Labeled region entries
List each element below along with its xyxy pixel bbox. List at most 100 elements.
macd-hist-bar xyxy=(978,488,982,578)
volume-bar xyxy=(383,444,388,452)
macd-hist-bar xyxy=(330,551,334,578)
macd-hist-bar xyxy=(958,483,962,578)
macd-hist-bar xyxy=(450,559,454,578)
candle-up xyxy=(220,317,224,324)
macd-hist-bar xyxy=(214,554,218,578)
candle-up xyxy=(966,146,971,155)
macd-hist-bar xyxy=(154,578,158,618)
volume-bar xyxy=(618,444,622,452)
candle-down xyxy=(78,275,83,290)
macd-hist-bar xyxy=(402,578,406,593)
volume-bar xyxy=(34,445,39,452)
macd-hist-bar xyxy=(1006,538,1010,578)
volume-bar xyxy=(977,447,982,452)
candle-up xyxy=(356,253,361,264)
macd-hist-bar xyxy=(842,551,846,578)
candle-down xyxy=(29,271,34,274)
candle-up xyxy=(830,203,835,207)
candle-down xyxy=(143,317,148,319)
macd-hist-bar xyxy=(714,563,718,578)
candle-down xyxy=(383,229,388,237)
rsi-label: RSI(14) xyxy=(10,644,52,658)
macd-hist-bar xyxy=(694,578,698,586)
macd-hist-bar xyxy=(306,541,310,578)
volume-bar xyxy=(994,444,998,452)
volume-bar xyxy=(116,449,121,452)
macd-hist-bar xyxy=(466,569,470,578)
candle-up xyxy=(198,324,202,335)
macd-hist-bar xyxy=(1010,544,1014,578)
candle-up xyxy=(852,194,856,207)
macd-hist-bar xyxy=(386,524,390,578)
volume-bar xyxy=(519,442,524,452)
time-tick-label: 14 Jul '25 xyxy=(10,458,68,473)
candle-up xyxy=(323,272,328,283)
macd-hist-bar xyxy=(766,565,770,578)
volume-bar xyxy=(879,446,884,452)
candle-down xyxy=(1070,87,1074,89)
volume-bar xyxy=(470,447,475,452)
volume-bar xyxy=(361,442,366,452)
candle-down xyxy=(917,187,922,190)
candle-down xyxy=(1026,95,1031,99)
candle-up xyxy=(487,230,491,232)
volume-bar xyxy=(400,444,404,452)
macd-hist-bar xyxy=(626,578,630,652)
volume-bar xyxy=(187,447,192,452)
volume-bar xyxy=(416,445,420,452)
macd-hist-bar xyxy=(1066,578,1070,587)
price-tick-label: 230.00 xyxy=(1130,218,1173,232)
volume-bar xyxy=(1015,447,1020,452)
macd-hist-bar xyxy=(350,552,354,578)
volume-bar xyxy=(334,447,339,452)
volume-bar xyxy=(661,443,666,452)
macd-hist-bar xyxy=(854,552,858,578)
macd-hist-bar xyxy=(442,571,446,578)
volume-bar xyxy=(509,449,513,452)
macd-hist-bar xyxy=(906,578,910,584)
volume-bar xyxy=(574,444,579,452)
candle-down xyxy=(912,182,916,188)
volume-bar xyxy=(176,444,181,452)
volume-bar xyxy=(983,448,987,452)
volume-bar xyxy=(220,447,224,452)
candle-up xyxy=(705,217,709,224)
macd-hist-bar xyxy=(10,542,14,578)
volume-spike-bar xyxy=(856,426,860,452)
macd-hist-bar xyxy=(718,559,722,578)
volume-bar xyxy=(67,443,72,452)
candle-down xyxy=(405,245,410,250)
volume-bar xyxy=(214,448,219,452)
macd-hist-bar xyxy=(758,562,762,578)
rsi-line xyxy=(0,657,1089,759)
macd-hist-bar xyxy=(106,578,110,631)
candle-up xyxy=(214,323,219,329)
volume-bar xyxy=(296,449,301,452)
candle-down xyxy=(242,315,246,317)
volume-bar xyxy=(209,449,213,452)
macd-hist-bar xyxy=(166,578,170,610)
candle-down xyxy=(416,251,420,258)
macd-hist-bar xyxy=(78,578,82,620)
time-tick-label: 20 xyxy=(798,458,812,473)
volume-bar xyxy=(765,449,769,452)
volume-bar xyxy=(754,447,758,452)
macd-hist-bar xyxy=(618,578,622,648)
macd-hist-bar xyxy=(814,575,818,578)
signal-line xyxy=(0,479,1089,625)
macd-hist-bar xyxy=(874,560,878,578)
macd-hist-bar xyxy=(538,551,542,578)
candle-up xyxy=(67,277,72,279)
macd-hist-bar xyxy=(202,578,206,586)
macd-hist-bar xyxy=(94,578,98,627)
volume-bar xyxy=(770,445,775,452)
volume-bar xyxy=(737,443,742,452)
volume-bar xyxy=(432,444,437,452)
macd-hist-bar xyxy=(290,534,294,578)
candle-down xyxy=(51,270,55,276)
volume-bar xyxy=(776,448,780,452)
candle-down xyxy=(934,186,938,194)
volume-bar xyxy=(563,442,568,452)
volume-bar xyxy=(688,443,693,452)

Task prompt: Lay out the entries above as a JSON list of strings, one string for each line, and leave out any blank lines.

Solution for this task:
[
  "List each element below along with its xyxy pixel bbox. List at most 100 elements.",
  "macd-hist-bar xyxy=(978,488,982,578)",
  "volume-bar xyxy=(383,444,388,452)",
  "macd-hist-bar xyxy=(330,551,334,578)",
  "macd-hist-bar xyxy=(958,483,962,578)",
  "macd-hist-bar xyxy=(450,559,454,578)",
  "candle-up xyxy=(220,317,224,324)",
  "macd-hist-bar xyxy=(214,554,218,578)",
  "candle-up xyxy=(966,146,971,155)",
  "macd-hist-bar xyxy=(154,578,158,618)",
  "volume-bar xyxy=(618,444,622,452)",
  "candle-down xyxy=(78,275,83,290)",
  "macd-hist-bar xyxy=(402,578,406,593)",
  "volume-bar xyxy=(34,445,39,452)",
  "macd-hist-bar xyxy=(1006,538,1010,578)",
  "volume-bar xyxy=(977,447,982,452)",
  "candle-up xyxy=(356,253,361,264)",
  "macd-hist-bar xyxy=(842,551,846,578)",
  "candle-down xyxy=(29,271,34,274)",
  "candle-up xyxy=(830,203,835,207)",
  "candle-down xyxy=(143,317,148,319)",
  "macd-hist-bar xyxy=(714,563,718,578)",
  "candle-down xyxy=(383,229,388,237)",
  "rsi-label: RSI(14) xyxy=(10,644,52,658)",
  "macd-hist-bar xyxy=(694,578,698,586)",
  "macd-hist-bar xyxy=(306,541,310,578)",
  "volume-bar xyxy=(994,444,998,452)",
  "volume-bar xyxy=(116,449,121,452)",
  "macd-hist-bar xyxy=(466,569,470,578)",
  "candle-up xyxy=(198,324,202,335)",
  "macd-hist-bar xyxy=(1010,544,1014,578)",
  "candle-up xyxy=(852,194,856,207)",
  "macd-hist-bar xyxy=(386,524,390,578)",
  "volume-bar xyxy=(519,442,524,452)",
  "time-tick-label: 14 Jul '25 xyxy=(10,458,68,473)",
  "candle-up xyxy=(323,272,328,283)",
  "macd-hist-bar xyxy=(766,565,770,578)",
  "volume-bar xyxy=(879,446,884,452)",
  "candle-down xyxy=(1070,87,1074,89)",
  "volume-bar xyxy=(470,447,475,452)",
  "volume-bar xyxy=(361,442,366,452)",
  "candle-down xyxy=(917,187,922,190)",
  "candle-down xyxy=(1026,95,1031,99)",
  "candle-up xyxy=(487,230,491,232)",
  "volume-bar xyxy=(400,444,404,452)",
  "macd-hist-bar xyxy=(626,578,630,652)",
  "volume-bar xyxy=(187,447,192,452)",
  "volume-bar xyxy=(416,445,420,452)",
  "macd-hist-bar xyxy=(1066,578,1070,587)",
  "price-tick-label: 230.00 xyxy=(1130,218,1173,232)",
  "volume-bar xyxy=(1015,447,1020,452)",
  "macd-hist-bar xyxy=(350,552,354,578)",
  "volume-bar xyxy=(334,447,339,452)",
  "volume-bar xyxy=(661,443,666,452)",
  "macd-hist-bar xyxy=(854,552,858,578)",
  "macd-hist-bar xyxy=(442,571,446,578)",
  "volume-bar xyxy=(509,449,513,452)",
  "macd-hist-bar xyxy=(906,578,910,584)",
  "volume-bar xyxy=(574,444,579,452)",
  "candle-down xyxy=(912,182,916,188)",
  "volume-bar xyxy=(176,444,181,452)",
  "volume-bar xyxy=(983,448,987,452)",
  "volume-bar xyxy=(220,447,224,452)",
  "candle-up xyxy=(705,217,709,224)",
  "macd-hist-bar xyxy=(10,542,14,578)",
  "volume-spike-bar xyxy=(856,426,860,452)",
  "macd-hist-bar xyxy=(718,559,722,578)",
  "volume-bar xyxy=(67,443,72,452)",
  "candle-down xyxy=(405,245,410,250)",
  "volume-bar xyxy=(214,448,219,452)",
  "macd-hist-bar xyxy=(758,562,762,578)",
  "rsi-line xyxy=(0,657,1089,759)",
  "macd-hist-bar xyxy=(106,578,110,631)",
  "candle-up xyxy=(214,323,219,329)",
  "volume-bar xyxy=(296,449,301,452)",
  "candle-down xyxy=(242,315,246,317)",
  "volume-bar xyxy=(209,449,213,452)",
  "macd-hist-bar xyxy=(166,578,170,610)",
  "candle-down xyxy=(416,251,420,258)",
  "macd-hist-bar xyxy=(78,578,82,620)",
  "time-tick-label: 20 xyxy=(798,458,812,473)",
  "volume-bar xyxy=(765,449,769,452)",
  "volume-bar xyxy=(754,447,758,452)",
  "macd-hist-bar xyxy=(618,578,622,648)",
  "macd-hist-bar xyxy=(814,575,818,578)",
  "signal-line xyxy=(0,479,1089,625)",
  "macd-hist-bar xyxy=(874,560,878,578)",
  "macd-hist-bar xyxy=(538,551,542,578)",
  "candle-up xyxy=(67,277,72,279)",
  "macd-hist-bar xyxy=(202,578,206,586)",
  "macd-hist-bar xyxy=(94,578,98,627)",
  "volume-bar xyxy=(770,445,775,452)",
  "volume-bar xyxy=(737,443,742,452)",
  "volume-bar xyxy=(432,444,437,452)",
  "macd-hist-bar xyxy=(290,534,294,578)",
  "candle-down xyxy=(51,270,55,276)",
  "volume-bar xyxy=(776,448,780,452)",
  "candle-down xyxy=(934,186,938,194)",
  "volume-bar xyxy=(563,442,568,452)",
  "volume-bar xyxy=(688,443,693,452)"
]